**WRITTEN PROBLEM:**
Count the lines below that contain the word "boshqarishni", and reply with only that number.

== GIVEN INFORMATION

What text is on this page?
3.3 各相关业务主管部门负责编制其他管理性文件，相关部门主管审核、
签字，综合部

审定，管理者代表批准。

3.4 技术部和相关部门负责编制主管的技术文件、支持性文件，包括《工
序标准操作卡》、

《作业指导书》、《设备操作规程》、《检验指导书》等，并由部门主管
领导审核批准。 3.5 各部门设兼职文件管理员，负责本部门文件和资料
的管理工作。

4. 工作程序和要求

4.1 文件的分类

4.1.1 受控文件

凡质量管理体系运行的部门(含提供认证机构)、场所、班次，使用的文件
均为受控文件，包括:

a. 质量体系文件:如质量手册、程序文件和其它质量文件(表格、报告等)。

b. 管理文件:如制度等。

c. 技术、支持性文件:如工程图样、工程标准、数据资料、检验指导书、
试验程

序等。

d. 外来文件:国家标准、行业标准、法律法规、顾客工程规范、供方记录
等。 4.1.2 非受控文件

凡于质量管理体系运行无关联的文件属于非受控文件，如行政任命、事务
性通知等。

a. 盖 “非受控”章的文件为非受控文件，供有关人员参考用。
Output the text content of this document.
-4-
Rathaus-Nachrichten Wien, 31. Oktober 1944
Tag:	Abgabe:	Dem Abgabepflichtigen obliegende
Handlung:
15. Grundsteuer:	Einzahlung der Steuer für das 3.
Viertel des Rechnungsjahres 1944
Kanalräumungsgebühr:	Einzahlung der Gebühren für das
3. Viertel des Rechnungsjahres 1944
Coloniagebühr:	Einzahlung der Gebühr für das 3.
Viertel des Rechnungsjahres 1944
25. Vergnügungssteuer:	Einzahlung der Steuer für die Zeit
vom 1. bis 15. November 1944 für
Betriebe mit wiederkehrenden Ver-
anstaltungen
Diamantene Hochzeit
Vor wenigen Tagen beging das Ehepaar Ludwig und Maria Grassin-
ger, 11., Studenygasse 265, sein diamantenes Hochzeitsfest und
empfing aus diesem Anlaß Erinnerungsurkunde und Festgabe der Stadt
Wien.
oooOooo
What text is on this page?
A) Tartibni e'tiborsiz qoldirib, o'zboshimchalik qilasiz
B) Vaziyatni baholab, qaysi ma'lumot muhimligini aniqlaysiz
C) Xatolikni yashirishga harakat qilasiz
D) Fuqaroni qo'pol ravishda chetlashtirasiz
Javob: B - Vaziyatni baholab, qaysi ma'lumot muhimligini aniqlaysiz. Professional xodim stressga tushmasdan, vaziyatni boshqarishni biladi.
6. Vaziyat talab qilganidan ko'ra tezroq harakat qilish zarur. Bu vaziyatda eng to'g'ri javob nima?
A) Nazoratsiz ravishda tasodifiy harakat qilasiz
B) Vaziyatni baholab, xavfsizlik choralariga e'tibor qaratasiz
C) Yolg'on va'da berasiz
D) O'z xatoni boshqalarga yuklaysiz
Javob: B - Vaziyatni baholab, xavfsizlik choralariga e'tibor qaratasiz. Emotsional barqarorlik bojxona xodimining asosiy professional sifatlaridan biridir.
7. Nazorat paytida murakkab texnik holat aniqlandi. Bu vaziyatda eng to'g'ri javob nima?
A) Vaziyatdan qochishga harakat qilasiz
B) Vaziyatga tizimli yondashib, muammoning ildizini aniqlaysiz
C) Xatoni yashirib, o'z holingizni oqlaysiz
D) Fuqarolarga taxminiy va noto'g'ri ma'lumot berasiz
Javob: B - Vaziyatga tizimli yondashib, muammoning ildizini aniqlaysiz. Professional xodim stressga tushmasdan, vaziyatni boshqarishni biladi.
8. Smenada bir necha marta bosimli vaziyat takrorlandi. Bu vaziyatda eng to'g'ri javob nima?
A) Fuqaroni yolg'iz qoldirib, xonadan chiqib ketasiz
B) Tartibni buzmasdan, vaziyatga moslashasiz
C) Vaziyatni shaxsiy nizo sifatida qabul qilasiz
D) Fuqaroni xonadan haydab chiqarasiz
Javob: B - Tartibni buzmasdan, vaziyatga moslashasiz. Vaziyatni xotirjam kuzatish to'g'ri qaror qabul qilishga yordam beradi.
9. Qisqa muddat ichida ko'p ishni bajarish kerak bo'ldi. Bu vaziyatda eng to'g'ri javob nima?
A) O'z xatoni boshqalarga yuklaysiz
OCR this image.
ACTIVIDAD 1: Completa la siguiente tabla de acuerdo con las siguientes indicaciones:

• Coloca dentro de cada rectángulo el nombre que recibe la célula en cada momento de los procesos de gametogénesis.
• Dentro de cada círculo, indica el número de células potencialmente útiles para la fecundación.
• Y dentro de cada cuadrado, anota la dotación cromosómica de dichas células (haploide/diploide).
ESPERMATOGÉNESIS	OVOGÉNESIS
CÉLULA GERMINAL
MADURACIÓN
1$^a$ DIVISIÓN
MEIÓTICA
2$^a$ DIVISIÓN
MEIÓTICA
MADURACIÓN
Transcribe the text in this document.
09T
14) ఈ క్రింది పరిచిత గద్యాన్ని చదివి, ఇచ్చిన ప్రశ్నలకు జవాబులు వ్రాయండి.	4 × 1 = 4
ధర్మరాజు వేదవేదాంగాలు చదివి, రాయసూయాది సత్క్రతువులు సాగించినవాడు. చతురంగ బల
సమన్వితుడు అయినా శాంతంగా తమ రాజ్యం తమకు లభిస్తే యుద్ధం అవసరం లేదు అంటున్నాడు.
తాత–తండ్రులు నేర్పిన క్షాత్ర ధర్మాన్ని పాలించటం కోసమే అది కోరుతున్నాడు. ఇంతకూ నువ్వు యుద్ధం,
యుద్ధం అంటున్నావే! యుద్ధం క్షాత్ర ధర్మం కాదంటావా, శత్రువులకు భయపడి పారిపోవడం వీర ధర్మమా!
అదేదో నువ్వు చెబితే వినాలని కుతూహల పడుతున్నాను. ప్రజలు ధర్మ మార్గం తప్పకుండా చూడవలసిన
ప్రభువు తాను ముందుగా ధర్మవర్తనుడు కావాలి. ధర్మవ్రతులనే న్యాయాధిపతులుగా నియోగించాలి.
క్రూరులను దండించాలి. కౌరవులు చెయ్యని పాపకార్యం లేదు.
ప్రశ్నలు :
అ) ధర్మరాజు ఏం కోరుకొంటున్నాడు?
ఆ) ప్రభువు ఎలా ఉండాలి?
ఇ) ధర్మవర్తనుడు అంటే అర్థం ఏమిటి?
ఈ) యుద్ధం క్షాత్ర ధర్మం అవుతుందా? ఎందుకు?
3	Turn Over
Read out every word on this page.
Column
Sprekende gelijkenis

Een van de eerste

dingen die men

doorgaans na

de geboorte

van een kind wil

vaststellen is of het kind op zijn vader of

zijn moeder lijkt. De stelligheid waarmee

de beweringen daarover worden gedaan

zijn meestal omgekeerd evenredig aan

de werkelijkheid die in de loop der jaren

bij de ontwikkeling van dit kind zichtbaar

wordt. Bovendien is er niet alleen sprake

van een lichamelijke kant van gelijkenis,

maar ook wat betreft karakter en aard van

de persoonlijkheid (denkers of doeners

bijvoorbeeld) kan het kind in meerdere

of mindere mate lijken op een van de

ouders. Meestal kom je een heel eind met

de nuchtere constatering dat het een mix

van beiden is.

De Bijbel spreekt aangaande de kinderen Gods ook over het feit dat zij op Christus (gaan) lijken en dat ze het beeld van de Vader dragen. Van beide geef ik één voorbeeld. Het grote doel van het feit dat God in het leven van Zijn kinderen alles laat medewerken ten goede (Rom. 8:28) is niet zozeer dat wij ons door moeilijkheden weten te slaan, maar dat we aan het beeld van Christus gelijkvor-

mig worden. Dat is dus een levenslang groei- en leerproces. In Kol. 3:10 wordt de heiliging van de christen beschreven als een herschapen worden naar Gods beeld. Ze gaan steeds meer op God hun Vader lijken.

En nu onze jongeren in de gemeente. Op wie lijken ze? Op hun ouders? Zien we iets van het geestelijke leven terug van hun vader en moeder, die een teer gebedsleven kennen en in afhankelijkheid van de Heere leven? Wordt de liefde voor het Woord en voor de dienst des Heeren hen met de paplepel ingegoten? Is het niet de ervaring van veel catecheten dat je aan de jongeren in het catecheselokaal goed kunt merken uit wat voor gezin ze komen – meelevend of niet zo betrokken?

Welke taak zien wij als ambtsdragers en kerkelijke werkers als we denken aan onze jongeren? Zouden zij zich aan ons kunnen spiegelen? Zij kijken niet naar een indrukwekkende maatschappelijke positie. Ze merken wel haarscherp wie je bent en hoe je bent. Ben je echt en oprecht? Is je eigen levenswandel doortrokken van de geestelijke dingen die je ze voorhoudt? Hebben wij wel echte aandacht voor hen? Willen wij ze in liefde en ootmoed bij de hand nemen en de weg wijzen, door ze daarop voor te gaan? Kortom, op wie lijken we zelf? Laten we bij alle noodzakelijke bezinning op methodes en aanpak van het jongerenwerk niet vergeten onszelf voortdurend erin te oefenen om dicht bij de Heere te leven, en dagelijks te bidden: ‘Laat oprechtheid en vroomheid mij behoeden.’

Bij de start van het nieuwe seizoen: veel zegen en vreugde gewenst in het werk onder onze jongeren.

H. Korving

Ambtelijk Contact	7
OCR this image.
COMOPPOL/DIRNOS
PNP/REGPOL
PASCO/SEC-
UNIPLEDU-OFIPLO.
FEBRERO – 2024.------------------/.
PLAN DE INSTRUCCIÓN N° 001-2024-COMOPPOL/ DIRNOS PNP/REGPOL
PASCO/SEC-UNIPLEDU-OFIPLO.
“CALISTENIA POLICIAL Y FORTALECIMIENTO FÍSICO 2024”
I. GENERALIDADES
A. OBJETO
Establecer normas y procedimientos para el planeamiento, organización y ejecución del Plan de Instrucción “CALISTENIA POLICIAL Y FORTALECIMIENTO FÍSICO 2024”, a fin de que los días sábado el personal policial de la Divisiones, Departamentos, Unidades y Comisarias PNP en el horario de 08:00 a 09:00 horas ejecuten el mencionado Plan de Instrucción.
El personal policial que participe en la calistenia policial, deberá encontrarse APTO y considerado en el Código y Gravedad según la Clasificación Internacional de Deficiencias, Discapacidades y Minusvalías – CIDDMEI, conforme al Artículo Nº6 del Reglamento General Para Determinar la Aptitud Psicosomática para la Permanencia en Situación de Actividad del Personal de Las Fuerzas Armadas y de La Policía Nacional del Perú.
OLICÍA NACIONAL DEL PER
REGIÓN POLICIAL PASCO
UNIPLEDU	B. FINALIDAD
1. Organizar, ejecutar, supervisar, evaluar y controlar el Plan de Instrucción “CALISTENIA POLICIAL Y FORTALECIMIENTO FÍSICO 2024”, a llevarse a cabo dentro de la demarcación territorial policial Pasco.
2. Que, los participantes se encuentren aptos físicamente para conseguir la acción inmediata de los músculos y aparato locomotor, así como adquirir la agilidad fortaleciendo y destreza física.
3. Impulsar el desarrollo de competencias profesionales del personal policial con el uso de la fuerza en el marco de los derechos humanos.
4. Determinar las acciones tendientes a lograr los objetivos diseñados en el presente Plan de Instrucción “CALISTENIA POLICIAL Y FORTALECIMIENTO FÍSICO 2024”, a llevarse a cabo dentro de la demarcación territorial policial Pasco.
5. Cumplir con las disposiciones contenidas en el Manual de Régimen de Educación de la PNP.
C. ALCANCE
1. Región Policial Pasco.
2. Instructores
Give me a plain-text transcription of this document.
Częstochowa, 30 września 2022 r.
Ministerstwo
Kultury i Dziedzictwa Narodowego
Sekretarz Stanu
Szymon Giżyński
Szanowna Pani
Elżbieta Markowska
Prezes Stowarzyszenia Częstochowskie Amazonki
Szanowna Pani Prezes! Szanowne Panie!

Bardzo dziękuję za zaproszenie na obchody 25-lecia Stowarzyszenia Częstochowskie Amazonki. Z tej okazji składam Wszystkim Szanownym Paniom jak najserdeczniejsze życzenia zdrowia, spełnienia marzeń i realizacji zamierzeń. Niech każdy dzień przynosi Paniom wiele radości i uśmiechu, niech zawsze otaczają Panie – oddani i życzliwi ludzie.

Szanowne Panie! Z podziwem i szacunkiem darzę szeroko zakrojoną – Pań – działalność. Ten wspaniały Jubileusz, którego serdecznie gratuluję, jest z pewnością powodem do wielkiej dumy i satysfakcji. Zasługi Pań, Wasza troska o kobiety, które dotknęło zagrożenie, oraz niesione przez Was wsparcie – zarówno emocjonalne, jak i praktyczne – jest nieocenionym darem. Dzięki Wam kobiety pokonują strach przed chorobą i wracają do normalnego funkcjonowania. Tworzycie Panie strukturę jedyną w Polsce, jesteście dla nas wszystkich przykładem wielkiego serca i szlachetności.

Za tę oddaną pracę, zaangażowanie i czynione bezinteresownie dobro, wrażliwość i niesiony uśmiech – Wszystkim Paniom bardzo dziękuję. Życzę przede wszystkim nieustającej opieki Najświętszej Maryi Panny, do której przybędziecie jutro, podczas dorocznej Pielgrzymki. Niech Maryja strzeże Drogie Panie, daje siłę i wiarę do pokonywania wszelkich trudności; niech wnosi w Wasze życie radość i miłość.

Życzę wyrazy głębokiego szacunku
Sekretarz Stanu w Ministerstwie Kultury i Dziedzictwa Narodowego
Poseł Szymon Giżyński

====

**TASK RESPONSE:**
2